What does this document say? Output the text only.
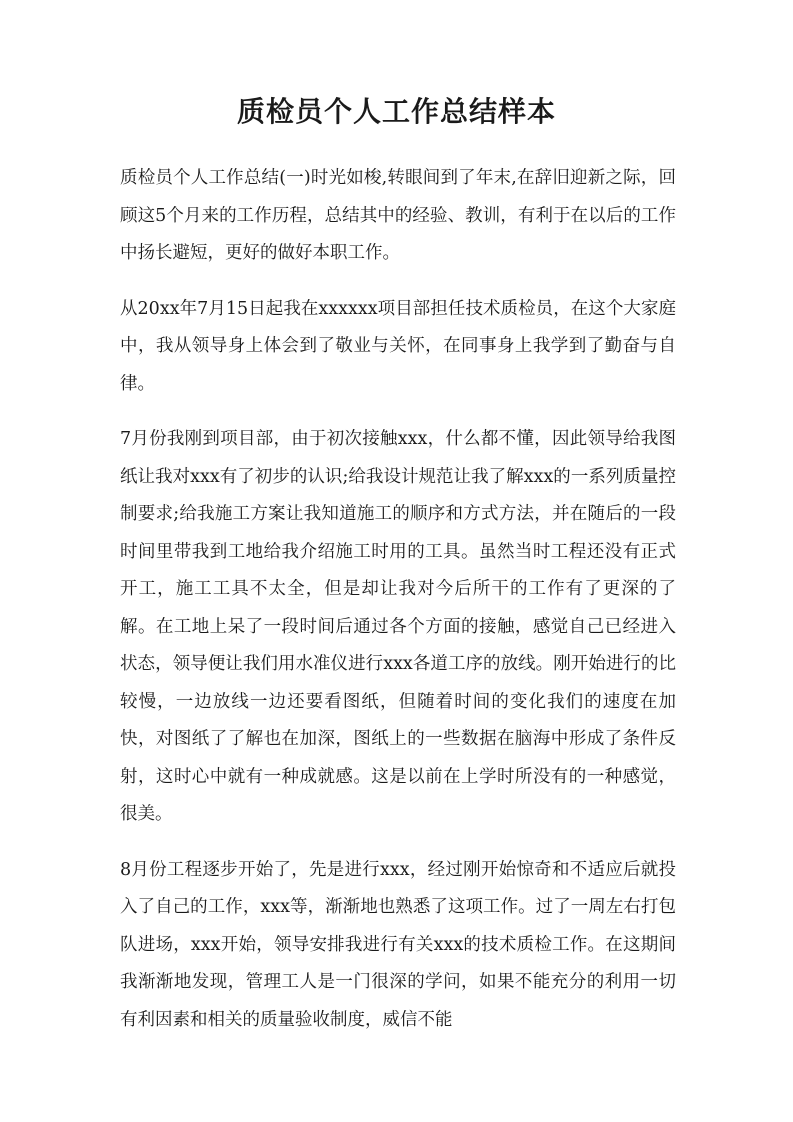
质检员个人工作总结样本

质检员个人工作总结(一)时光如梭,转眼间到了年末,在辞旧迎新之际，回顾这5个月来的工作历程，总结其中的经验、教训，有利于在以后的工作中扬长避短，更好的做好本职工作。

从20xx年7月15日起我在xxxxxx项目部担任技术质检员，在这个大家庭中，我从领导身上体会到了敬业与关怀，在同事身上我学到了勤奋与自律。

7月份我刚到项目部，由于初次接触xxx，什么都不懂，因此领导给我图纸让我对xxx有了初步的认识;给我设计规范让我了解xxx的一系列质量控制要求;给我施工方案让我知道施工的顺序和方式方法，并在随后的一段时间里带我到工地给我介绍施工时用的工具。虽然当时工程还没有正式开工，施工工具不太全，但是却让我对今后所干的工作有了更深的了解。在工地上呆了一段时间后通过各个方面的接触，感觉自己已经进入状态，领导便让我们用水准仪进行xxx各道工序的放线。刚开始进行的比较慢，一边放线一边还要看图纸，但随着时间的变化我们的速度在加快，对图纸了了解也在加深，图纸上的一些数据在脑海中形成了条件反射，这时心中就有一种成就感。这是以前在上学时所没有的一种感觉，很美。

8月份工程逐步开始了，先是进行xxx，经过刚开始惊奇和不适应后就投入了自己的工作，xxx等，渐渐地也熟悉了这项工作。过了一周左右打包队进场，xxx开始，领导安排我进行有关xxx的技术质检工作。在这期间我渐渐地发现，管理工人是一门很深的学问，如果不能充分的利用一切有利因素和相关的质量验收制度，威信不能
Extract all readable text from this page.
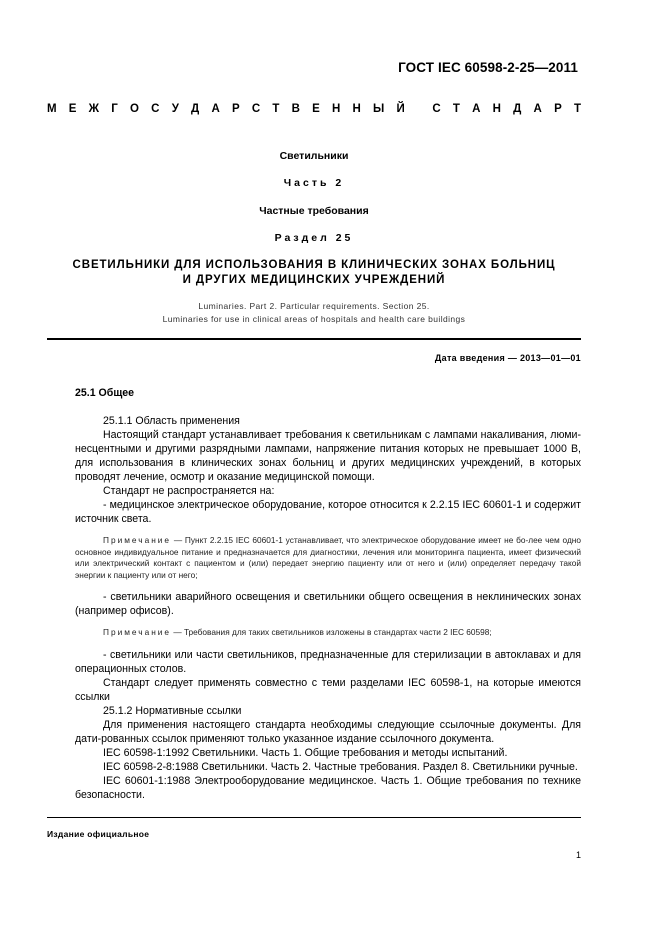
ГОСТ IEC 60598-2-25—2011
М Е Ж Г О С У Д А Р С Т В Е Н Н Ы Й
С Т А Н Д А Р Т
Светильники
Часть 2
Частные требования
Раздел 25
СВЕТИЛЬНИКИ ДЛЯ ИСПОЛЬЗОВАНИЯ В КЛИНИЧЕСКИХ ЗОНАХ БОЛЬНИЦ
И ДРУГИХ МЕДИЦИНСКИХ УЧРЕЖДЕНИЙ
Luminaries. Part 2. Particular requirements. Section 25.
Luminaries for use in clinical areas of hospitals and health care buildings
Дата введения — 2013—01—01

25.1 Общее

25.1.1 Область применения

Настоящий стандарт устанавливает требования к светильникам с лампами накаливания, люми-несцентными и другими разрядными лампами, напряжение питания которых не превышает 1000 В, для использования в клинических зонах больниц и других медицинских учреждений, в которых проводят лечение, осмотр и оказание медицинской помощи.

Стандарт не распространяется на:

- медицинское электрическое оборудование, которое относится к 2.2.15 IEC 60601-1 и содержит источник света.

Примечание — Пункт 2.2.15 IEC 60601-1 устанавливает, что электрическое оборудование имеет не бо-лее чем одно основное индивидуальное питание и предназначается для диагностики, лечения или мониторинга пациента, имеет физический или электрический контакт с пациентом и (или) передает энергию пациенту или от него и (или) определяет передачу такой энергии к пациенту или от него;

- светильники аварийного освещения и светильники общего освещения в неклинических зонах (например офисов).

Примечание — Требования для таких светильников изложены в стандартах части 2 IEC 60598;

- светильники или части светильников, предназначенные для стерилизации в автоклавах и для операционных столов.

Стандарт следует применять совместно с теми разделами IEC 60598-1, на которые имеются ссылки

25.1.2 Нормативные ссылки

Для применения настоящего стандарта необходимы следующие ссылочные документы. Для дати-рованных ссылок применяют только указанное издание ссылочного документа.

IEC 60598-1:1992 Светильники. Часть 1. Общие требования и методы испытаний.

IEC 60598-2-8:1988 Светильники. Часть 2. Частные требования. Раздел 8. Светильники ручные.

IEC 60601-1:1988 Электрооборудование медицинское. Часть 1. Общие требования по технике безопасности.

Издание официальное
1
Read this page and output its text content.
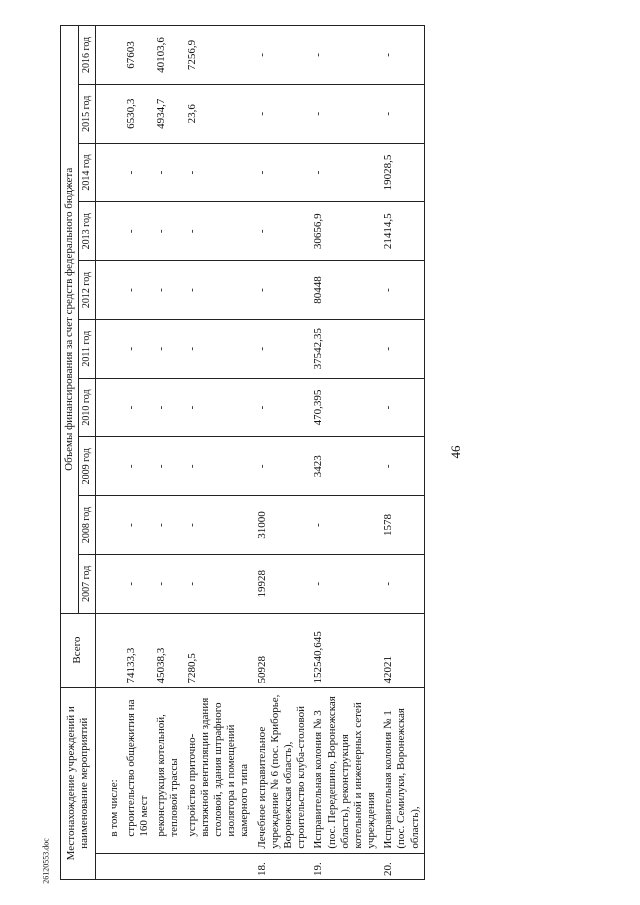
46
26120553.doc
Местонахождение учреждений и наименование мероприятий		Всего	Объемы финансирования за счет средств федерального бюджета									
			2007 год	2008 год	2009 год	2010 год	2011 год	2012 год	2013 год	2014 год	2015 год	2016 год

	в том числе:											
	строительство общежития на 160 мест	74133,3	-	-	-	-	-	-	-	-	6530,3	67603
	реконструкция котельной, тепловой трассы	45038,3	-	-	-	-	-	-	-	-	4934,7	40103,6
	устройство приточно-вытяжной вентиляции здания столовой, здания штрафного изолятора и помещений камерного типа	7280,5	-	-	-	-	-	-	-	-	23,6	7256,9
18.	Лечебное исправительное учреждение № 6 (пос. Криборье, Воронежская область), строительство клуба-столовой	50928	19928	31000	-	-	-	-	-	-	-	-
19.	Исправительная колония № 3 (пос. Передешино, Воронежская область), реконструкция котельной и инженерных сетей учреждения	152540,645	-	-	3423	470,395	37542,35	80448	30656,9	-	-	-
20.	Исправительная колония № 1 (пос. Семилуки, Воронежская область),	42021	-	1578	-	-	-	-	21414,5	19028,5	-	-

==============================

# Instruction
Pick out each line above that includes "строительство" and show it.

# The result
	строительство общежития на 160 мест	74133,3	-	-	-	-	-	-	-	-	6530,3	67603
18.	Лечебное исправительное учреждение № 6 (пос. Криборье, Воронежская область), строительство клуба-столовой	50928	19928	31000	-	-	-	-	-	-	-	-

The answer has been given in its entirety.